=== Raw data ===

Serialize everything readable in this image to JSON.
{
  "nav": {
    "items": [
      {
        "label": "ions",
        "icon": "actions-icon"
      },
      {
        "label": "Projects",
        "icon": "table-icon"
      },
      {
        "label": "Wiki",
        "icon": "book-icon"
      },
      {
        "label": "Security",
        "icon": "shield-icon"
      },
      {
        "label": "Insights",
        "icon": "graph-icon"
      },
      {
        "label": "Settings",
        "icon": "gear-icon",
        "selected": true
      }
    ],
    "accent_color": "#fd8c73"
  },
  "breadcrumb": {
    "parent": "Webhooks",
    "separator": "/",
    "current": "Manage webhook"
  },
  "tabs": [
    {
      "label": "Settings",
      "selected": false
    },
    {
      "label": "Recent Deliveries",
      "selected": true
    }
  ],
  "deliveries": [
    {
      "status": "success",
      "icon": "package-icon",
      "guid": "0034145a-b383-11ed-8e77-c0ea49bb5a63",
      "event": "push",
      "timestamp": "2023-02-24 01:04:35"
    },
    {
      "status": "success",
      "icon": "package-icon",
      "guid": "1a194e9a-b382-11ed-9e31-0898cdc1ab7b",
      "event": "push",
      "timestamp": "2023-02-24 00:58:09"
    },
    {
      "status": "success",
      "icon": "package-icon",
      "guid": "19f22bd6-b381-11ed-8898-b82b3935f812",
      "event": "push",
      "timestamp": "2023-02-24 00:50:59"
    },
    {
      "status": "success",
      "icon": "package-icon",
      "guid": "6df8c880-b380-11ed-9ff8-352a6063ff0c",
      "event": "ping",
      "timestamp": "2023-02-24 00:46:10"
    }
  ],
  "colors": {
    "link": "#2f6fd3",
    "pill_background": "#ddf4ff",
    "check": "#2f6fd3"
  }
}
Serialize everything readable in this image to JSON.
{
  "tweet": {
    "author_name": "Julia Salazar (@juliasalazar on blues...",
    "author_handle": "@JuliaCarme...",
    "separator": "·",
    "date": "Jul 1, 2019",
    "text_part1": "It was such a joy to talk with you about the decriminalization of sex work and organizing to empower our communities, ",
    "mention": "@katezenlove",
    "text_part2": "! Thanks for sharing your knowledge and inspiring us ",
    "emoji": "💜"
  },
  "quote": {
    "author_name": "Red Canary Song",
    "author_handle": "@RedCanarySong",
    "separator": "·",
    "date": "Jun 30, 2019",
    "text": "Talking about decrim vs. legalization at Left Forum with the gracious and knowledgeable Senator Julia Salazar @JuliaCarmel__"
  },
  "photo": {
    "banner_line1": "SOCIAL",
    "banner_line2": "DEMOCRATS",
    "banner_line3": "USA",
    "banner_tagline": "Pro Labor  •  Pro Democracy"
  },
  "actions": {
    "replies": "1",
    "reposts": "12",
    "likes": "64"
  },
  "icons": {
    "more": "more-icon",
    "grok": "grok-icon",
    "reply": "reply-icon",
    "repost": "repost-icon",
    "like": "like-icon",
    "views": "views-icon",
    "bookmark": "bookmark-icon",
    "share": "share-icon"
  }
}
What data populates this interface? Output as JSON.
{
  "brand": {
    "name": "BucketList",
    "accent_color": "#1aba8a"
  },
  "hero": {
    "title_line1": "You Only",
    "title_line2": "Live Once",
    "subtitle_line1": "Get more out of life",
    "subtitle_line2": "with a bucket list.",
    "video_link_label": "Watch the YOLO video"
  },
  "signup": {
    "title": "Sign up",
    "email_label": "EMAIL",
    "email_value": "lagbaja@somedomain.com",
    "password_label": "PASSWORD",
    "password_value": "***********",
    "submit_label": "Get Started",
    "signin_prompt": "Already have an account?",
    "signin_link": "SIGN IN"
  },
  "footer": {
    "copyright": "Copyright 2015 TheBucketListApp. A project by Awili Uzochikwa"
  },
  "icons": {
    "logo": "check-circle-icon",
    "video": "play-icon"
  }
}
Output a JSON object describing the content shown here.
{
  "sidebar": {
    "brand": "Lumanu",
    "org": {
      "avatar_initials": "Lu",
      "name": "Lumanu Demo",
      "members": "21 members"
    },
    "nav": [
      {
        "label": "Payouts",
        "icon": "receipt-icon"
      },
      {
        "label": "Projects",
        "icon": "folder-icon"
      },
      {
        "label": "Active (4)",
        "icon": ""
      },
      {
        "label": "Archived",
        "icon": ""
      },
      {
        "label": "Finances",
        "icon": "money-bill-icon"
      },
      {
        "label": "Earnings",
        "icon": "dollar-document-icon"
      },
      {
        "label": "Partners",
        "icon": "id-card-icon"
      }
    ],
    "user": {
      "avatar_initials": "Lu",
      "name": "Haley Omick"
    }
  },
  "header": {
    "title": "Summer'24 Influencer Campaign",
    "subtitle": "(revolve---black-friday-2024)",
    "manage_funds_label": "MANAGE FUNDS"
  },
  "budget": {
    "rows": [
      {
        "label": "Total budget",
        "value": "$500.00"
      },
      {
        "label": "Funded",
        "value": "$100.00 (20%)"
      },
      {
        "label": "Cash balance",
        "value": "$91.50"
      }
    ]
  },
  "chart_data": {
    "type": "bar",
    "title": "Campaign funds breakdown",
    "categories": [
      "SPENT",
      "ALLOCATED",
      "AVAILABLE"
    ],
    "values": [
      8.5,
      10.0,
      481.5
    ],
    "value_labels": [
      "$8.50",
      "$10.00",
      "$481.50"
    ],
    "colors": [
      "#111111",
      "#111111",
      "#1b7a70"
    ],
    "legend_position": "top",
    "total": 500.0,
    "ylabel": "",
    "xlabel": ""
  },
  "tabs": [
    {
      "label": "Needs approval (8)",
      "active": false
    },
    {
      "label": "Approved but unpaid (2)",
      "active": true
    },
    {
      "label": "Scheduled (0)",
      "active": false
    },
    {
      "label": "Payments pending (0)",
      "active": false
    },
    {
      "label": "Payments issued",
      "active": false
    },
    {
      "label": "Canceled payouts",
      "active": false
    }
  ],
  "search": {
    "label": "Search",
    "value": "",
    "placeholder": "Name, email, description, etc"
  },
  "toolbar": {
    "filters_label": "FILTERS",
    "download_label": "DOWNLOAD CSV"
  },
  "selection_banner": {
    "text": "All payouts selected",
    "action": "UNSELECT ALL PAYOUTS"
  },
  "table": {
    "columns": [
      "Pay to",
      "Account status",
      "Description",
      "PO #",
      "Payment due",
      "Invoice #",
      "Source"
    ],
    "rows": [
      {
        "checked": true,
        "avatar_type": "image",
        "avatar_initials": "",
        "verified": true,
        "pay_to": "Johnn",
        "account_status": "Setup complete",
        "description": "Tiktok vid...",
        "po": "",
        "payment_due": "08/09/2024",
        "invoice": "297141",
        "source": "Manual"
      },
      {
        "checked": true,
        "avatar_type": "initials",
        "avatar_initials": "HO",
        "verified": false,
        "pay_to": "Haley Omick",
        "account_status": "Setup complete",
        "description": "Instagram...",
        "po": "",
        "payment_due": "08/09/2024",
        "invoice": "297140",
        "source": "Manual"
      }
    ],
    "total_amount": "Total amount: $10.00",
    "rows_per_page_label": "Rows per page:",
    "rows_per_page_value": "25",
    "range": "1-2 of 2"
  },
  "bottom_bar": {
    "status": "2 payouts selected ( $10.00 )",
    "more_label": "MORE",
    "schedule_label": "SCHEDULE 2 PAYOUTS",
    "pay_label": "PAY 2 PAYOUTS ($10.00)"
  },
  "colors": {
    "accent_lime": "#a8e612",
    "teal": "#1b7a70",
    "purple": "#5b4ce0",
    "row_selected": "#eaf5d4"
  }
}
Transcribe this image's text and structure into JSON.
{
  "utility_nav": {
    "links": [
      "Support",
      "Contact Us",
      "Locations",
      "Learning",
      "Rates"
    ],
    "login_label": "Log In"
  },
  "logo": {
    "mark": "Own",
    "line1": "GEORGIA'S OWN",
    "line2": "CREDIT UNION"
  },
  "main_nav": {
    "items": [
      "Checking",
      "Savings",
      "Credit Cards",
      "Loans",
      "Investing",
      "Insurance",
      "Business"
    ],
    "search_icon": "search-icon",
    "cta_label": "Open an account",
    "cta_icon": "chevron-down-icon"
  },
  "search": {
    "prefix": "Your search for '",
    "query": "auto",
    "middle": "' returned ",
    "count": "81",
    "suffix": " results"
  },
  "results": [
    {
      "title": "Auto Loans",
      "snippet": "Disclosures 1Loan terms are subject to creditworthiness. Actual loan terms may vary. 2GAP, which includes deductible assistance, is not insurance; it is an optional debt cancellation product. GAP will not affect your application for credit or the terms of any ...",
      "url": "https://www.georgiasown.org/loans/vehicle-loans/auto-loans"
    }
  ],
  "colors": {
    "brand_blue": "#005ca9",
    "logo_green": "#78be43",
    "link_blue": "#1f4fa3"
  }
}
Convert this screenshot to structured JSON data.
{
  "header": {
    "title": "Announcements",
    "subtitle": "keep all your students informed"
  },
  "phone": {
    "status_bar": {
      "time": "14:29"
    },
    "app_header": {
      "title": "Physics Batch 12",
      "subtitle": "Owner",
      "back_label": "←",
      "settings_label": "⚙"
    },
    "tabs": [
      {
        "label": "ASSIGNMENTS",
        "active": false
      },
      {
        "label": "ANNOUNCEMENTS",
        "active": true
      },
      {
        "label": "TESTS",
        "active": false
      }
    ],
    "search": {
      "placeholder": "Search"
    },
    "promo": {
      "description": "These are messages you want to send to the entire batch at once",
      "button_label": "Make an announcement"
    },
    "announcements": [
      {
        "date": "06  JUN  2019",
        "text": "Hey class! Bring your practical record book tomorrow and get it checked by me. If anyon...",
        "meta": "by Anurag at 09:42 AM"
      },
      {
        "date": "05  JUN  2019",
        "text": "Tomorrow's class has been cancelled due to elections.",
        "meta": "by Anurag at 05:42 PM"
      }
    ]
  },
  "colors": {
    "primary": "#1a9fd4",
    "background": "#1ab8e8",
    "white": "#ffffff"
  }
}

===

Show the lines of the data that hold the word "this".

→ **Reply**
Serialize everything readable in this image to JSON.
Serialize everything readable in this image to JSON.
What data populates this interface? Output as JSON.
Transcribe this image's text and structure into JSON.
Convert this screenshot to structured JSON data.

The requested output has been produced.